SHORT EXERCISE - Take the material below and write it all out again exactly.

DATA FOR PROCESSING -
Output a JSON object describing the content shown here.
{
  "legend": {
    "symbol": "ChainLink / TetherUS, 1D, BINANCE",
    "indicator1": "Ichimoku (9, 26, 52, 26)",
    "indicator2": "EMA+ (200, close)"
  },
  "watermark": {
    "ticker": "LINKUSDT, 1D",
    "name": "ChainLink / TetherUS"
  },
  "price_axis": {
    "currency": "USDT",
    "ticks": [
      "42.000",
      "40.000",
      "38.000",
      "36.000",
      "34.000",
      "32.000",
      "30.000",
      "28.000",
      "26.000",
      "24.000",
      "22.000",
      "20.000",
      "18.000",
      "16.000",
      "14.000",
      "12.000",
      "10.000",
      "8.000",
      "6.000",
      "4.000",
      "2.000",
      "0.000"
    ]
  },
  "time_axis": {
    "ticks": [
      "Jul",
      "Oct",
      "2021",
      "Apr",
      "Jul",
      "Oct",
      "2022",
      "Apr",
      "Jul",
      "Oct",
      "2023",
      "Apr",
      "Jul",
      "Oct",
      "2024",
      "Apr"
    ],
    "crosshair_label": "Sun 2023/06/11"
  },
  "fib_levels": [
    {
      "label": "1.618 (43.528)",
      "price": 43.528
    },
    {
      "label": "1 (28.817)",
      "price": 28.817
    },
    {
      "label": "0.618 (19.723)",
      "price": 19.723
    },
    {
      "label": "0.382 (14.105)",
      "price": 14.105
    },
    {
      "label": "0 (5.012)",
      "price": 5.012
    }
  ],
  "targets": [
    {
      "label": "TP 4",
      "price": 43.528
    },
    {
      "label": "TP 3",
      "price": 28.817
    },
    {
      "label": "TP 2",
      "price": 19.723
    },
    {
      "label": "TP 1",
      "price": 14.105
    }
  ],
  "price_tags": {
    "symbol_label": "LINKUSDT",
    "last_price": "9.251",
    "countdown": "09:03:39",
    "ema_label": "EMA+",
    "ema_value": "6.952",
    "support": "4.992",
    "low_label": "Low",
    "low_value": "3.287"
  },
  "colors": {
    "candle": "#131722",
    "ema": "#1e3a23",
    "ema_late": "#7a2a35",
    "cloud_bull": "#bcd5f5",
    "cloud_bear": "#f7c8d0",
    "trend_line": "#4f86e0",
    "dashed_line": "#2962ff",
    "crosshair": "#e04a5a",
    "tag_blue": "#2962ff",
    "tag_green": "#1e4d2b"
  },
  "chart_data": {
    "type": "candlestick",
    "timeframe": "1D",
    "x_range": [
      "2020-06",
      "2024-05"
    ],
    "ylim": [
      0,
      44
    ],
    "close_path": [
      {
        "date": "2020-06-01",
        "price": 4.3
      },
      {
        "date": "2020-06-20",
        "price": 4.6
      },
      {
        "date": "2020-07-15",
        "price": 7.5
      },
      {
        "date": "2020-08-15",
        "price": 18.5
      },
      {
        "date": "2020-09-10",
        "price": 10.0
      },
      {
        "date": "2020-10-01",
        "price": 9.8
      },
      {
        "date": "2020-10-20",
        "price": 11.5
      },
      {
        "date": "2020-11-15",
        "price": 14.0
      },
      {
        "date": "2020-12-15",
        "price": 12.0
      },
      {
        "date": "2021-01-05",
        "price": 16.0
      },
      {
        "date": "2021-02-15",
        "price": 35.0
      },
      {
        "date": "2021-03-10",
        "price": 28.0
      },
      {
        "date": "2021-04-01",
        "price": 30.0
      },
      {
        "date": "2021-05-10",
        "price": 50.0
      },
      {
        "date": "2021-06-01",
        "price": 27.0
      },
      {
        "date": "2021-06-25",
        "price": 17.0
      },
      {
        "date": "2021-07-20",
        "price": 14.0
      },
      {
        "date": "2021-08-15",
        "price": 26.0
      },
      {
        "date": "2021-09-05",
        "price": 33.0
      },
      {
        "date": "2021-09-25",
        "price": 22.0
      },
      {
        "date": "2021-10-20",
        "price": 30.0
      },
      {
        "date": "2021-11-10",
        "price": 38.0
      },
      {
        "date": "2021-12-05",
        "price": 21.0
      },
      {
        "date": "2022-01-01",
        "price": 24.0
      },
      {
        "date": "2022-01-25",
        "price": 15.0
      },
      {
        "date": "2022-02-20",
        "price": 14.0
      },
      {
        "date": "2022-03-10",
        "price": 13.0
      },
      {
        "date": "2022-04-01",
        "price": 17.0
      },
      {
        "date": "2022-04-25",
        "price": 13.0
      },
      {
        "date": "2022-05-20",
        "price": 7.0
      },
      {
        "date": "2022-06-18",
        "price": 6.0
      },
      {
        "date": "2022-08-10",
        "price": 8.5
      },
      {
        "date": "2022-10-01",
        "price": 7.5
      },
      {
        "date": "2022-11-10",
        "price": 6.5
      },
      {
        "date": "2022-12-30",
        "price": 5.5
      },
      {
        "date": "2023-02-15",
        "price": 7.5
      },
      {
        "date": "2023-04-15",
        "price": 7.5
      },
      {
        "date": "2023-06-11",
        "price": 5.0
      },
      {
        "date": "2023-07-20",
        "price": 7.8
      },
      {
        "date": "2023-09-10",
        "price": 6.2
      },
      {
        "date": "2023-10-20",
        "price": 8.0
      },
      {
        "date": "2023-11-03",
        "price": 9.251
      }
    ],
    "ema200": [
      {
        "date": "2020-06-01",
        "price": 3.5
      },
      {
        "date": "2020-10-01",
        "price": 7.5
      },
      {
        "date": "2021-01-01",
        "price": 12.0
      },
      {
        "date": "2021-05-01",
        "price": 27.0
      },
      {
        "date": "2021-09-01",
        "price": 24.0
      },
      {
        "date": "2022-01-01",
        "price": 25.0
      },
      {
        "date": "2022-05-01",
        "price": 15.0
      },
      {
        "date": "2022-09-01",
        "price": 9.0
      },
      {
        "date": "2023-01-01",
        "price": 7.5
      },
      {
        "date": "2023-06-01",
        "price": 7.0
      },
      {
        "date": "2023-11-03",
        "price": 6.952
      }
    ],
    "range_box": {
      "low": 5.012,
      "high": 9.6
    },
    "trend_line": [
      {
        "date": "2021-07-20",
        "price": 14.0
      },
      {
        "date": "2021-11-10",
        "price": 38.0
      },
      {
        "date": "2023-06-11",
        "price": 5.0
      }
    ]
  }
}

FINISHED TASK -
Output a JSON object describing the content shown here.
{
  "legend": {
    "symbol": "ChainLink / TetherUS, 1D, BINANCE",
    "indicator1": "Ichimoku (9, 26, 52, 26)",
    "indicator2": "EMA+ (200, close)"
  },
  "watermark": {
    "ticker": "LINKUSDT, 1D",
    "name": "ChainLink / TetherUS"
  },
  "price_axis": {
    "currency": "USDT",
    "ticks": [
      "42.000",
      "40.000",
      "38.000",
      "36.000",
      "34.000",
      "32.000",
      "30.000",
      "28.000",
      "26.000",
      "24.000",
      "22.000",
      "20.000",
      "18.000",
      "16.000",
      "14.000",
      "12.000",
      "10.000",
      "8.000",
      "6.000",
      "4.000",
      "2.000",
      "0.000"
    ]
  },
  "time_axis": {
    "ticks": [
      "Jul",
      "Oct",
      "2021",
      "Apr",
      "Jul",
      "Oct",
      "2022",
      "Apr",
      "Jul",
      "Oct",
      "2023",
      "Apr",
      "Jul",
      "Oct",
      "2024",
      "Apr"
    ],
    "crosshair_label": "Sun 2023/06/11"
  },
  "fib_levels": [
    {
      "label": "1.618 (43.528)",
      "price": 43.528
    },
    {
      "label": "1 (28.817)",
      "price": 28.817
    },
    {
      "label": "0.618 (19.723)",
      "price": 19.723
    },
    {
      "label": "0.382 (14.105)",
      "price": 14.105
    },
    {
      "label": "0 (5.012)",
      "price": 5.012
    }
  ],
  "targets": [
    {
      "label": "TP 4",
      "price": 43.528
    },
    {
      "label": "TP 3",
      "price": 28.817
    },
    {
      "label": "TP 2",
      "price": 19.723
    },
    {
      "label": "TP 1",
      "price": 14.105
    }
  ],
  "price_tags": {
    "symbol_label": "LINKUSDT",
    "last_price": "9.251",
    "countdown": "09:03:39",
    "ema_label": "EMA+",
    "ema_value": "6.952",
    "support": "4.992",
    "low_label": "Low",
    "low_value": "3.287"
  },
  "colors": {
    "candle": "#131722",
    "ema": "#1e3a23",
    "ema_late": "#7a2a35",
    "cloud_bull": "#bcd5f5",
    "cloud_bear": "#f7c8d0",
    "trend_line": "#4f86e0",
    "dashed_line": "#2962ff",
    "crosshair": "#e04a5a",
    "tag_blue": "#2962ff",
    "tag_green": "#1e4d2b"
  },
  "chart_data": {
    "type": "candlestick",
    "timeframe": "1D",
    "x_range": [
      "2020-06",
      "2024-05"
    ],
    "ylim": [
      0,
      44
    ],
    "close_path": [
      {
        "date": "2020-06-01",
        "price": 4.3
      },
      {
        "date": "2020-06-20",
        "price": 4.6
      },
      {
        "date": "2020-07-15",
        "price": 7.5
      },
      {
        "date": "2020-08-15",
        "price": 18.5
      },
      {
        "date": "2020-09-10",
        "price": 10.0
      },
      {
        "date": "2020-10-01",
        "price": 9.8
      },
      {
        "date": "2020-10-20",
        "price": 11.5
      },
      {
        "date": "2020-11-15",
        "price": 14.0
      },
      {
        "date": "2020-12-15",
        "price": 12.0
      },
      {
        "date": "2021-01-05",
        "price": 16.0
      },
      {
        "date": "2021-02-15",
        "price": 35.0
      },
      {
        "date": "2021-03-10",
        "price": 28.0
      },
      {
        "date": "2021-04-01",
        "price": 30.0
      },
      {
        "date": "2021-05-10",
        "price": 50.0
      },
      {
        "date": "2021-06-01",
        "price": 27.0
      },
      {
        "date": "2021-06-25",
        "price": 17.0
      },
      {
        "date": "2021-07-20",
        "price": 14.0
      },
      {
        "date": "2021-08-15",
        "price": 26.0
      },
      {
        "date": "2021-09-05",
        "price": 33.0
      },
      {
        "date": "2021-09-25",
        "price": 22.0
      },
      {
        "date": "2021-10-20",
        "price": 30.0
      },
      {
        "date": "2021-11-10",
        "price": 38.0
      },
      {
        "date": "2021-12-05",
        "price": 21.0
      },
      {
        "date": "2022-01-01",
        "price": 24.0
      },
      {
        "date": "2022-01-25",
        "price": 15.0
      },
      {
        "date": "2022-02-20",
        "price": 14.0
      },
      {
        "date": "2022-03-10",
        "price": 13.0
      },
      {
        "date": "2022-04-01",
        "price": 17.0
      },
      {
        "date": "2022-04-25",
        "price": 13.0
      },
      {
        "date": "2022-05-20",
        "price": 7.0
      },
      {
        "date": "2022-06-18",
        "price": 6.0
      },
      {
        "date": "2022-08-10",
        "price": 8.5
      },
      {
        "date": "2022-10-01",
        "price": 7.5
      },
      {
        "date": "2022-11-10",
        "price": 6.5
      },
      {
        "date": "2022-12-30",
        "price": 5.5
      },
      {
        "date": "2023-02-15",
        "price": 7.5
      },
      {
        "date": "2023-04-15",
        "price": 7.5
      },
      {
        "date": "2023-06-11",
        "price": 5.0
      },
      {
        "date": "2023-07-20",
        "price": 7.8
      },
      {
        "date": "2023-09-10",
        "price": 6.2
      },
      {
        "date": "2023-10-20",
        "price": 8.0
      },
      {
        "date": "2023-11-03",
        "price": 9.251
      }
    ],
    "ema200": [
      {
        "date": "2020-06-01",
        "price": 3.5
      },
      {
        "date": "2020-10-01",
        "price": 7.5
      },
      {
        "date": "2021-01-01",
        "price": 12.0
      },
      {
        "date": "2021-05-01",
        "price": 27.0
      },
      {
        "date": "2021-09-01",
        "price": 24.0
      },
      {
        "date": "2022-01-01",
        "price": 25.0
      },
      {
        "date": "2022-05-01",
        "price": 15.0
      },
      {
        "date": "2022-09-01",
        "price": 9.0
      },
      {
        "date": "2023-01-01",
        "price": 7.5
      },
      {
        "date": "2023-06-01",
        "price": 7.0
      },
      {
        "date": "2023-11-03",
        "price": 6.952
      }
    ],
    "range_box": {
      "low": 5.012,
      "high": 9.6
    },
    "trend_line": [
      {
        "date": "2021-07-20",
        "price": 14.0
      },
      {
        "date": "2021-11-10",
        "price": 38.0
      },
      {
        "date": "2023-06-11",
        "price": 5.0
      }
    ]
  }
}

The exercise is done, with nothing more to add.